Exercise brief:
Find every line with "Friedberg" in it, then report how many there are and nothing more.

(Items from a dataset)
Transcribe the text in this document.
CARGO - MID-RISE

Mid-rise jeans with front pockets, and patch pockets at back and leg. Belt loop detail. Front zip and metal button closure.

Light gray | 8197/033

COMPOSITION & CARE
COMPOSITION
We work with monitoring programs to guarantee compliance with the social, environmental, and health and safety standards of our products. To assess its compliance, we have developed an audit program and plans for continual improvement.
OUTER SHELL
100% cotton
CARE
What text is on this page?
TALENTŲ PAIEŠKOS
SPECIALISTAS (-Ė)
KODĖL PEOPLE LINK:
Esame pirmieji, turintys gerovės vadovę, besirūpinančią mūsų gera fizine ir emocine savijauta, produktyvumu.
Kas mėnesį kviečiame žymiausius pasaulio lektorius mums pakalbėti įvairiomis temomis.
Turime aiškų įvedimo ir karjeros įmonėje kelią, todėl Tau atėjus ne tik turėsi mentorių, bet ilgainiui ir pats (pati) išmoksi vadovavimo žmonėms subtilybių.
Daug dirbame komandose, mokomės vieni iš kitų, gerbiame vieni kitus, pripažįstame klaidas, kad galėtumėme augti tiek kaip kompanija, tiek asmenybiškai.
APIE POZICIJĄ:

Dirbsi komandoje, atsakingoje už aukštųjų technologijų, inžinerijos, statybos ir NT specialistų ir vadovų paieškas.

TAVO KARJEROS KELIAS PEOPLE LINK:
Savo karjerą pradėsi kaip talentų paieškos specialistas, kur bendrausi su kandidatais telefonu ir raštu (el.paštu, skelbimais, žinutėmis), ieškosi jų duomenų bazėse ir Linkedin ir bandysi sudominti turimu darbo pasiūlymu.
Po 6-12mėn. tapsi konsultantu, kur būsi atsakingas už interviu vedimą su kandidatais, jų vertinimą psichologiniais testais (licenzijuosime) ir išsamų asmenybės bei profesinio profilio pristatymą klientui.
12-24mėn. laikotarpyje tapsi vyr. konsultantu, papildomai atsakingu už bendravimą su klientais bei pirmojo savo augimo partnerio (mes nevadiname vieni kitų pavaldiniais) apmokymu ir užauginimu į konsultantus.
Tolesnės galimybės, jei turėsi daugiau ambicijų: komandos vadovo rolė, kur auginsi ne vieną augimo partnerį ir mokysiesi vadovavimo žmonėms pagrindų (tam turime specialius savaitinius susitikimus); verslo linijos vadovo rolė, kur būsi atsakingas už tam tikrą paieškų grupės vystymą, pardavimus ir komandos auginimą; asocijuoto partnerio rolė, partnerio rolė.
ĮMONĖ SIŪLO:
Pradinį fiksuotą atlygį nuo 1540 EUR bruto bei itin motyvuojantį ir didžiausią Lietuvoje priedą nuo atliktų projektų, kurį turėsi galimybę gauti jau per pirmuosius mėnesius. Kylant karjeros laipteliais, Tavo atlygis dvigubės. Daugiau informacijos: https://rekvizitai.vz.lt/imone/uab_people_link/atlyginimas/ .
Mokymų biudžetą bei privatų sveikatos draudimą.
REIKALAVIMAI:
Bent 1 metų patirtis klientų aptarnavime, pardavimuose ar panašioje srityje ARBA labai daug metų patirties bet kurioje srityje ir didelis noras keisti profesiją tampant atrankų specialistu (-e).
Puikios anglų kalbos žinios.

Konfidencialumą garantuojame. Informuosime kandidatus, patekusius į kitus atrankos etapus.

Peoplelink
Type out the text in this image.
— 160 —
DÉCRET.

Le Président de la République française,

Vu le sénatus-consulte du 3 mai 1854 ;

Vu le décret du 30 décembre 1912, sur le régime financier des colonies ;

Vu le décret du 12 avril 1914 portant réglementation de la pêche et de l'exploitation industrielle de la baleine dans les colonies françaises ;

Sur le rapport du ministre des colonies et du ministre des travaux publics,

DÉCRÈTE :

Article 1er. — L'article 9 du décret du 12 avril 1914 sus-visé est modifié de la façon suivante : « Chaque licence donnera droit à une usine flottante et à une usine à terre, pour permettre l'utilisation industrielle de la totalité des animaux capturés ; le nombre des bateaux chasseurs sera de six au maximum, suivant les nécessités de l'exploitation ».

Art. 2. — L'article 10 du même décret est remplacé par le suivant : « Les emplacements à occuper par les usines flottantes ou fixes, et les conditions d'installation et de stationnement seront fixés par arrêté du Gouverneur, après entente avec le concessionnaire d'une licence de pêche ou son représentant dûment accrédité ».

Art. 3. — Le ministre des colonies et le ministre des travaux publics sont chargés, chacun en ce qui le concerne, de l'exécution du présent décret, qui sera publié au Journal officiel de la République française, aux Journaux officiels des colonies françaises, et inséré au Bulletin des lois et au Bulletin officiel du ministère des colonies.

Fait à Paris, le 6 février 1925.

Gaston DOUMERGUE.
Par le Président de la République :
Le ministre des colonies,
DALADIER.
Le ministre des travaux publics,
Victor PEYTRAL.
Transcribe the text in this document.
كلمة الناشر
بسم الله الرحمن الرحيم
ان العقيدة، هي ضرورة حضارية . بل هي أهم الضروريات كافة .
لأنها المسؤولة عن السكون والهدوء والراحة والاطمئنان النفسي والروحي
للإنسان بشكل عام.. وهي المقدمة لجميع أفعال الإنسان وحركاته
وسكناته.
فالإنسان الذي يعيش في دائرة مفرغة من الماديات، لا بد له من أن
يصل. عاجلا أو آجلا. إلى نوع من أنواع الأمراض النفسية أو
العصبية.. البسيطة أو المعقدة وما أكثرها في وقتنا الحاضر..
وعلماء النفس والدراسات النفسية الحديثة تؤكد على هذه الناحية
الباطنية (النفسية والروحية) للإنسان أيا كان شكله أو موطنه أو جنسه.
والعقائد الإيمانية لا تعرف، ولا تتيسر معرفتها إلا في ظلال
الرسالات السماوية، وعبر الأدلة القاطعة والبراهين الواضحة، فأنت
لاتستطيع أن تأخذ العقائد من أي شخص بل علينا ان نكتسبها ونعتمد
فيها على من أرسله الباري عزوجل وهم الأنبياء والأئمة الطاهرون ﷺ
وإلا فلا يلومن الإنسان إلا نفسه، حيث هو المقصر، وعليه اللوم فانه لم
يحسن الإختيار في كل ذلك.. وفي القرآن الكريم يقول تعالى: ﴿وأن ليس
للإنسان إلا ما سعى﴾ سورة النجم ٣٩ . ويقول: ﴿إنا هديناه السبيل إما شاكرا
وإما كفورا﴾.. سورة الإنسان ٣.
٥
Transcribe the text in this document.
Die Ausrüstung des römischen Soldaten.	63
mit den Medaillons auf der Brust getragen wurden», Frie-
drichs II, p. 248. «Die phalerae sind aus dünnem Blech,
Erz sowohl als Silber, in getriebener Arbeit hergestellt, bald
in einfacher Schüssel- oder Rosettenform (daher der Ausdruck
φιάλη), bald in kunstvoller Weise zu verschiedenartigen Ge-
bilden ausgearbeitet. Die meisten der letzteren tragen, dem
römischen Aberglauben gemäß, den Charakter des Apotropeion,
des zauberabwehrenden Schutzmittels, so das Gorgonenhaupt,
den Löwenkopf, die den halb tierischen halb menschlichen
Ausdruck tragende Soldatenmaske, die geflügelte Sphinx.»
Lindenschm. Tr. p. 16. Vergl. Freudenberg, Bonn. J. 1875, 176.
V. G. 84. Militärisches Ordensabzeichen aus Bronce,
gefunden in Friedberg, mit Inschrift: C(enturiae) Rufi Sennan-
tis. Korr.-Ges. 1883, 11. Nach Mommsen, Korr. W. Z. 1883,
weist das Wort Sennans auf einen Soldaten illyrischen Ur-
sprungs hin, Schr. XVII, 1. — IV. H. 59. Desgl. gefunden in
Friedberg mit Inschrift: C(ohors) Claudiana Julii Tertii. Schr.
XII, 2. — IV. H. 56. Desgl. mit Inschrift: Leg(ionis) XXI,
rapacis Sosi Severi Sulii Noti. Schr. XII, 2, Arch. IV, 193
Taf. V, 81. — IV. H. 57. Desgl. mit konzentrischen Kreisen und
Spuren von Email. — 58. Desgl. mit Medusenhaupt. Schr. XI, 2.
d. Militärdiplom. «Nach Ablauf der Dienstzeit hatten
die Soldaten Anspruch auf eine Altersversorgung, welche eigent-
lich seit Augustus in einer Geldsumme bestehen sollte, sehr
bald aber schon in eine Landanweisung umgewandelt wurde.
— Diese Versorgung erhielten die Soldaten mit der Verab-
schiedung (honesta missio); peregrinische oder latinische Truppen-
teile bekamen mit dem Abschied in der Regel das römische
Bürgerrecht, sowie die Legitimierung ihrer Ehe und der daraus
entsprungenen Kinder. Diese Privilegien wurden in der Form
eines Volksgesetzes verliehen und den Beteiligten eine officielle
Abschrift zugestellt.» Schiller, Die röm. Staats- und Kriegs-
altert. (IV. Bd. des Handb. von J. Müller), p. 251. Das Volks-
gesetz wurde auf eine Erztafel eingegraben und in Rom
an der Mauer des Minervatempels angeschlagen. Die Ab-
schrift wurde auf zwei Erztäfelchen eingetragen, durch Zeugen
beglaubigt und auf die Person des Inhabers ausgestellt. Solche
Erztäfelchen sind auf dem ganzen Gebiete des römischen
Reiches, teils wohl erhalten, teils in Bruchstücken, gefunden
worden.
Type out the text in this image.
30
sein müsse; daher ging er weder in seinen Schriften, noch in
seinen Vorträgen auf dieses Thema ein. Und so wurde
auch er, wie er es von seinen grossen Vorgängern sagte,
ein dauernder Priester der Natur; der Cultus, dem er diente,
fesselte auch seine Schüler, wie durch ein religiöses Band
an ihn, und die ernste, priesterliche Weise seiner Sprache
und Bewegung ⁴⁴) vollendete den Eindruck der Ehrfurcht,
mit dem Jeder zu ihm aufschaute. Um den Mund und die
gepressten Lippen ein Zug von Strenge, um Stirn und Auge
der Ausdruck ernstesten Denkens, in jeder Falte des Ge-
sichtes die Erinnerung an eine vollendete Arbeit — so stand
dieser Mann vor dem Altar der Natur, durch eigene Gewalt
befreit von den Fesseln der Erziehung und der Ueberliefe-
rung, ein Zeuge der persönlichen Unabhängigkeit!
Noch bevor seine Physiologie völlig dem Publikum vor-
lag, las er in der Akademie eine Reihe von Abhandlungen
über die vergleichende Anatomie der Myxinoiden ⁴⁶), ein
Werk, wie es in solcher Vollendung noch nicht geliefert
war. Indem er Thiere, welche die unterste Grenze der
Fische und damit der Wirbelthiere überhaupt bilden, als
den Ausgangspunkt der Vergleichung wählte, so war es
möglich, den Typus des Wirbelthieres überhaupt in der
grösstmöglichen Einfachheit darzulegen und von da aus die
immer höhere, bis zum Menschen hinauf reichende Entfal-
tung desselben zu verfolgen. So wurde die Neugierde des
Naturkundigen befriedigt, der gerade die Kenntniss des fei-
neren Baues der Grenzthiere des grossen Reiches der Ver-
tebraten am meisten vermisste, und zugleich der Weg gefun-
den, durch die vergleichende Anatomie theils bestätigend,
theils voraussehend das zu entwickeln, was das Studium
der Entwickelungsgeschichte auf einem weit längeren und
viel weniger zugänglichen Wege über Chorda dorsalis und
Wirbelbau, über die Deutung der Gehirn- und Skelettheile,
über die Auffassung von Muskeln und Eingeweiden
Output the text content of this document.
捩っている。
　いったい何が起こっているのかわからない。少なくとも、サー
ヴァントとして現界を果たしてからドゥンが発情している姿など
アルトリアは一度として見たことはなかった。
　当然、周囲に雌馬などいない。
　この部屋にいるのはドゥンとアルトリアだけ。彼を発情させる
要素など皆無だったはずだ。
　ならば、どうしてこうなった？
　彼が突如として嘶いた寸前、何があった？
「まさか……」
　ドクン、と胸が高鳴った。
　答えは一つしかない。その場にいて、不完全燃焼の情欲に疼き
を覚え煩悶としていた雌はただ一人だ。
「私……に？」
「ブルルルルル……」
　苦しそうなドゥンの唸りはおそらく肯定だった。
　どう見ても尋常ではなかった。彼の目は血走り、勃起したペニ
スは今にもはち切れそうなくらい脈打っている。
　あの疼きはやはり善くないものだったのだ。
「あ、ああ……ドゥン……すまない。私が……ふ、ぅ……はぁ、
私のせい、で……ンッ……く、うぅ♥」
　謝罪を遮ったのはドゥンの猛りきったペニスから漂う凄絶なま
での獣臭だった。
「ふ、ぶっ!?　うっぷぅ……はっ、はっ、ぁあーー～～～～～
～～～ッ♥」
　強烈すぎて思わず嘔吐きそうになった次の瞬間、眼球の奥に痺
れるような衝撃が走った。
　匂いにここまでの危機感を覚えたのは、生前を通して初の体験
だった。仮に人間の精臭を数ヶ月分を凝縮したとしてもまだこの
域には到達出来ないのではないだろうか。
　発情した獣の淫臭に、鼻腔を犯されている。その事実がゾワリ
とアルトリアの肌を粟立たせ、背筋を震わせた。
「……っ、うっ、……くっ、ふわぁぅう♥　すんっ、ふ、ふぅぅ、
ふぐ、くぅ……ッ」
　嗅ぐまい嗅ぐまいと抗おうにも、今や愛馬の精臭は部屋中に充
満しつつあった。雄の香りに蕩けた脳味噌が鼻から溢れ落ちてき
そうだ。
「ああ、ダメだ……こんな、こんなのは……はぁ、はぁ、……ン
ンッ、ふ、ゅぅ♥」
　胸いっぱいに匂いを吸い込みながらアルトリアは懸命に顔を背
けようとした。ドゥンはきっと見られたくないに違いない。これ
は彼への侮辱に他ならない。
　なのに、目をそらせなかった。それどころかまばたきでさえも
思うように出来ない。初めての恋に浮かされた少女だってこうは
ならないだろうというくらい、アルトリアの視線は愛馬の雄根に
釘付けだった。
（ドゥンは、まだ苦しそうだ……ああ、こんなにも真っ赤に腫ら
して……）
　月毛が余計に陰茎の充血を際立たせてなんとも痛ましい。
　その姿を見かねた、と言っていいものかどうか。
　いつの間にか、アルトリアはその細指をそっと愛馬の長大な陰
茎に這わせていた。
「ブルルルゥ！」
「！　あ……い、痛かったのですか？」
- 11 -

Reply:
2